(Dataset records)
━━━━━━━━━━━━━━━━━━━━━━━━━━━━━━
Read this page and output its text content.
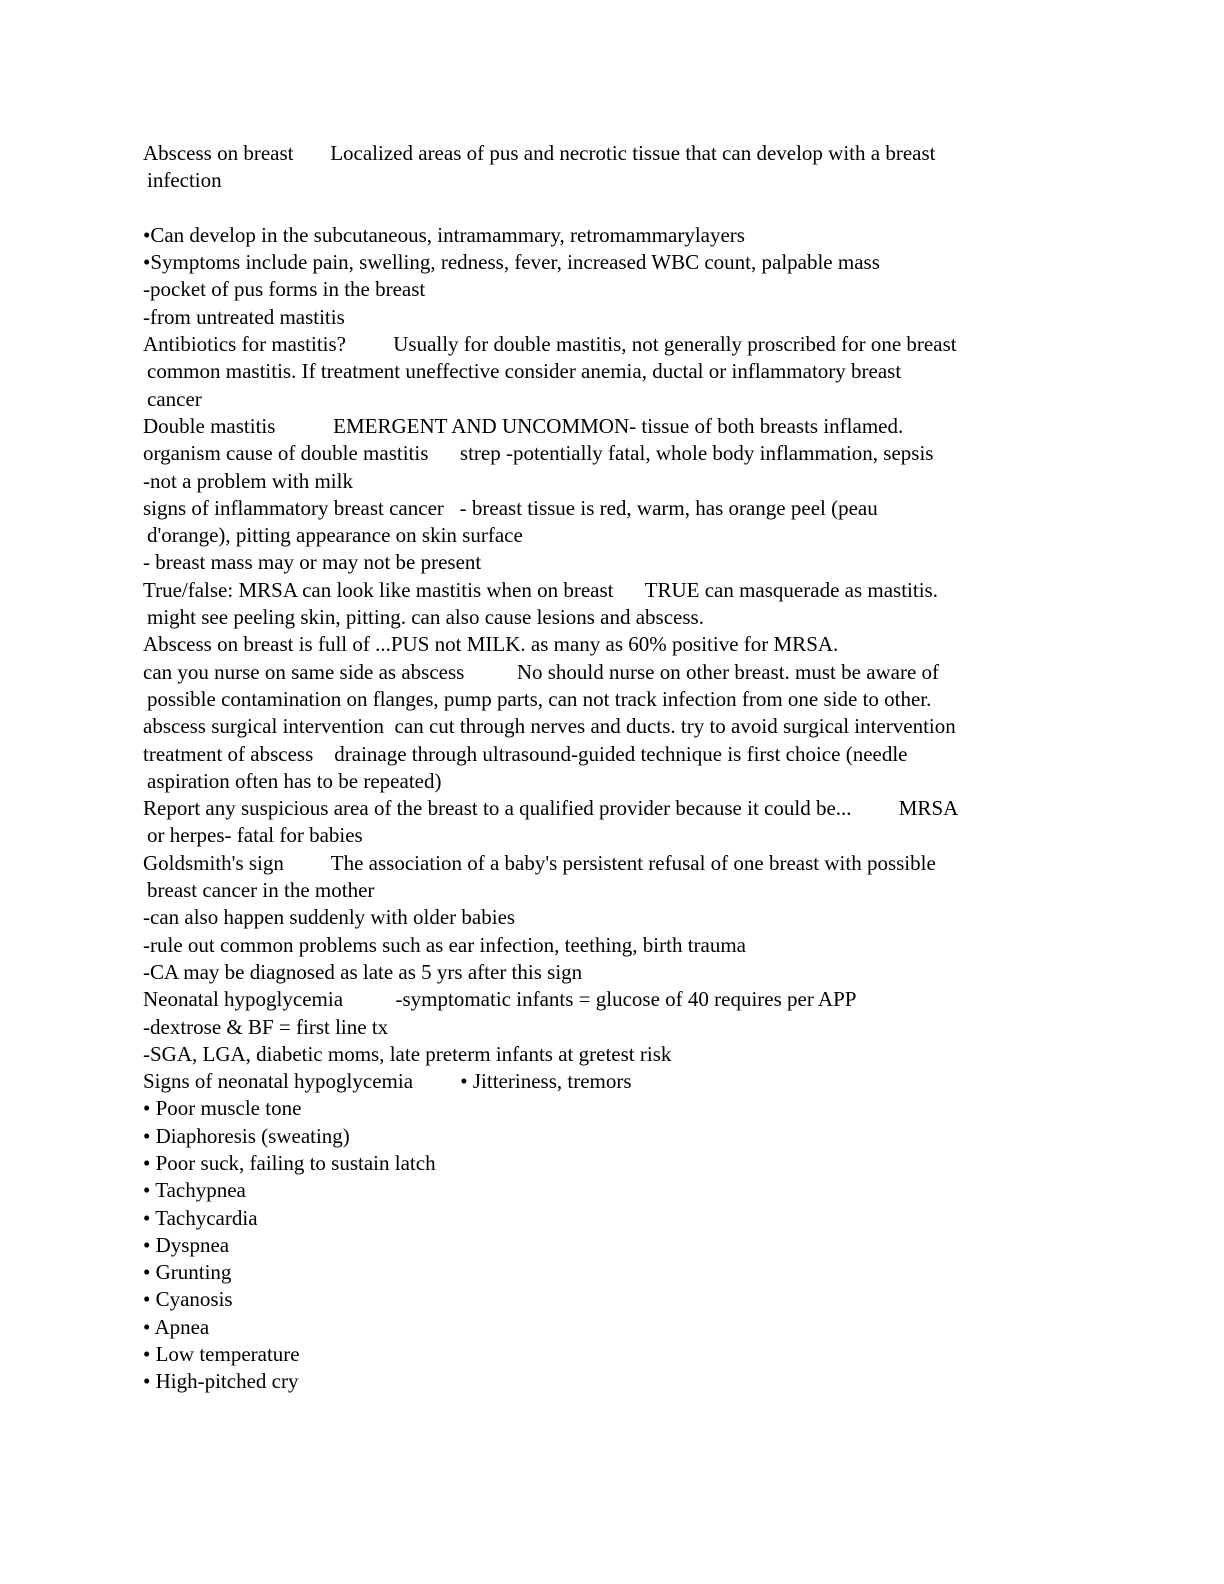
Abscess on breast       Localized areas of pus and necrotic tissue that can develop with a breast
infection
•Can develop in the subcutaneous, intramammary, retromammarylayers
•Symptoms include pain, swelling, redness, fever, increased WBC count, palpable mass
-pocket of pus forms in the breast
-from untreated mastitis
Antibiotics for mastitis?         Usually for double mastitis, not generally proscribed for one breast
common mastitis. If treatment uneffective consider anemia, ductal or inflammatory breast
cancer
Double mastitis           EMERGENT AND UNCOMMON- tissue of both breasts inflamed.
organism cause of double mastitis      strep -potentially fatal, whole body inflammation, sepsis
-not a problem with milk
signs of inflammatory breast cancer   - breast tissue is red, warm, has orange peel (peau
d'orange), pitting appearance on skin surface
- breast mass may or may not be present
True/false: MRSA can look like mastitis when on breast      TRUE can masquerade as mastitis.
might see peeling skin, pitting. can also cause lesions and abscess.
Abscess on breast is full of ...PUS not MILK. as many as 60% positive for MRSA.
can you nurse on same side as abscess          No should nurse on other breast. must be aware of
possible contamination on flanges, pump parts, can not track infection from one side to other.
abscess surgical intervention  can cut through nerves and ducts. try to avoid surgical intervention
treatment of abscess    drainage through ultrasound-guided technique is first choice (needle
aspiration often has to be repeated)
Report any suspicious area of the breast to a qualified provider because it could be...         MRSA
or herpes- fatal for babies
Goldsmith's sign         The association of a baby's persistent refusal of one breast with possible
breast cancer in the mother
-can also happen suddenly with older babies
-rule out common problems such as ear infection, teething, birth trauma
-CA may be diagnosed as late as 5 yrs after this sign
Neonatal hypoglycemia          -symptomatic infants = glucose of 40 requires per APP
-dextrose & BF = first line tx
-SGA, LGA, diabetic moms, late preterm infants at gretest risk
Signs of neonatal hypoglycemia         • Jitteriness, tremors
• Poor muscle tone
• Diaphoresis (sweating)
• Poor suck, failing to sustain latch
• Tachypnea
• Tachycardia
• Dyspnea
• Grunting
• Cyanosis
• Apnea
• Low temperature
• High-pitched cry
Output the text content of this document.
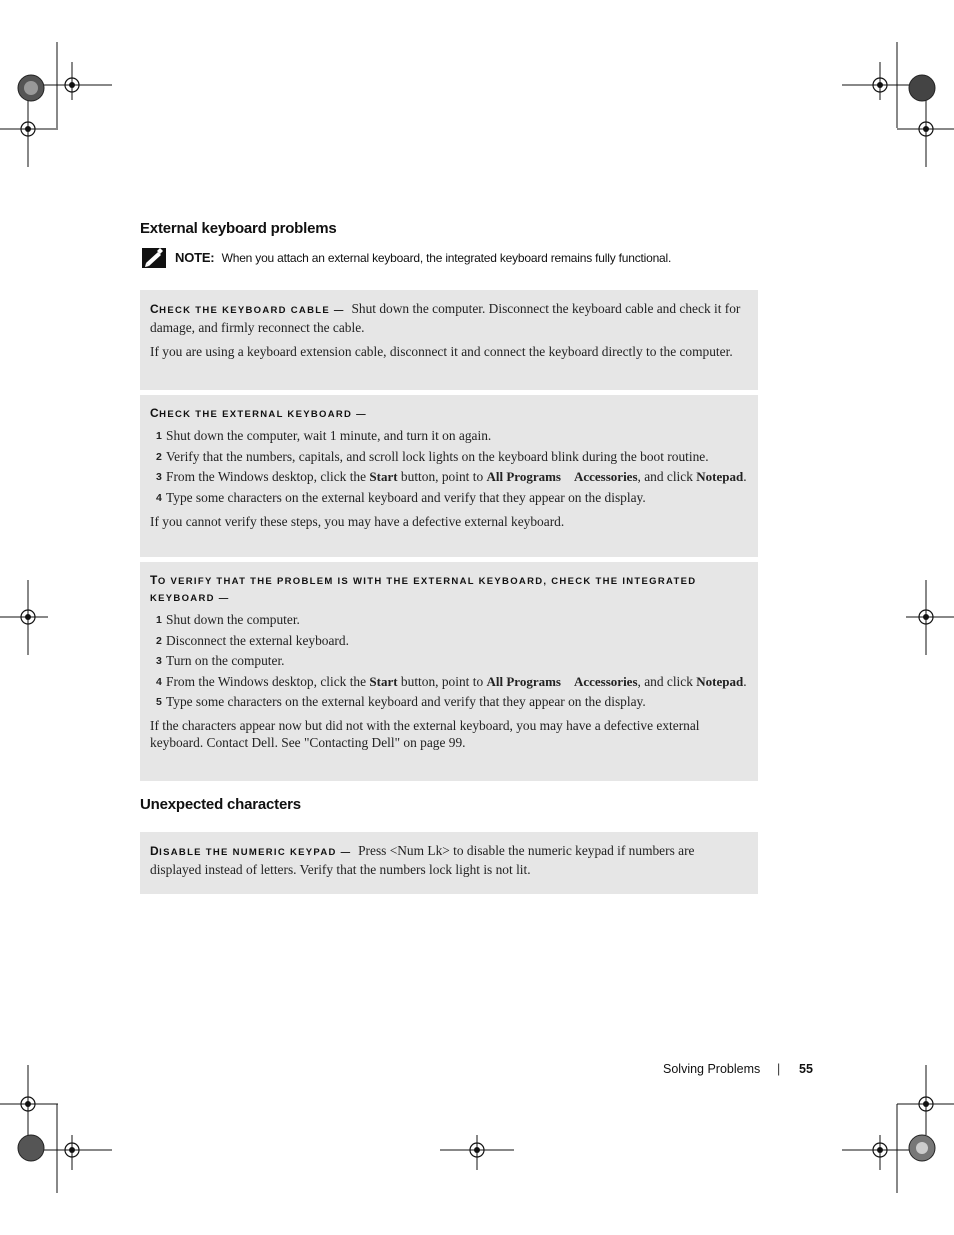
External keyboard problems
NOTE: When you attach an external keyboard, the integrated keyboard remains fully functional.

CHECK THE KEYBOARD CABLE — Shut down the computer. Disconnect the keyboard cable and check it for damage, and firmly reconnect the cable.

If you are using a keyboard extension cable, disconnect it and connect the keyboard directly to the computer.

CHECK THE EXTERNAL KEYBOARD —

1 Shut down the computer, wait 1 minute, and turn it on again.
2 Verify that the numbers, capitals, and scroll lock lights on the keyboard blink during the boot routine.
3 From the Windows desktop, click the Start button, point to All Programs Accessories, and click Notepad.
4 Type some characters on the external keyboard and verify that they appear on the display.

If you cannot verify these steps, you may have a defective external keyboard.

TO VERIFY THAT THE PROBLEM IS WITH THE EXTERNAL KEYBOARD, CHECK THE INTEGRATED KEYBOARD —

1 Shut down the computer.
2 Disconnect the external keyboard.
3 Turn on the computer.
4 From the Windows desktop, click the Start button, point to All Programs Accessories, and click Notepad.
5 Type some characters on the external keyboard and verify that they appear on the display.

If the characters appear now but did not with the external keyboard, you may have a defective external keyboard. Contact Dell. See "Contacting Dell" on page 99.

Unexpected characters

DISABLE THE NUMERIC KEYPAD — Press <Num Lk> to disable the numeric keypad if numbers are displayed instead of letters. Verify that the numbers lock light is not lit.

Solving Problems | 55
━━━━━━━━━━━━━━━━━━━━━━━━━━━━━━
> _EXERCISE TASK_
From the listing above, pick out each line where the word "Shut" appears.

> _REPLY TO THE TASK_
CHECK THE KEYBOARD CABLE — Shut down the computer. Disconnect the keyboard cable and check it for damage, and firmly reconnect the cable.
1 Shut down the computer, wait 1 minute, and turn it on again.
1 Shut down the computer.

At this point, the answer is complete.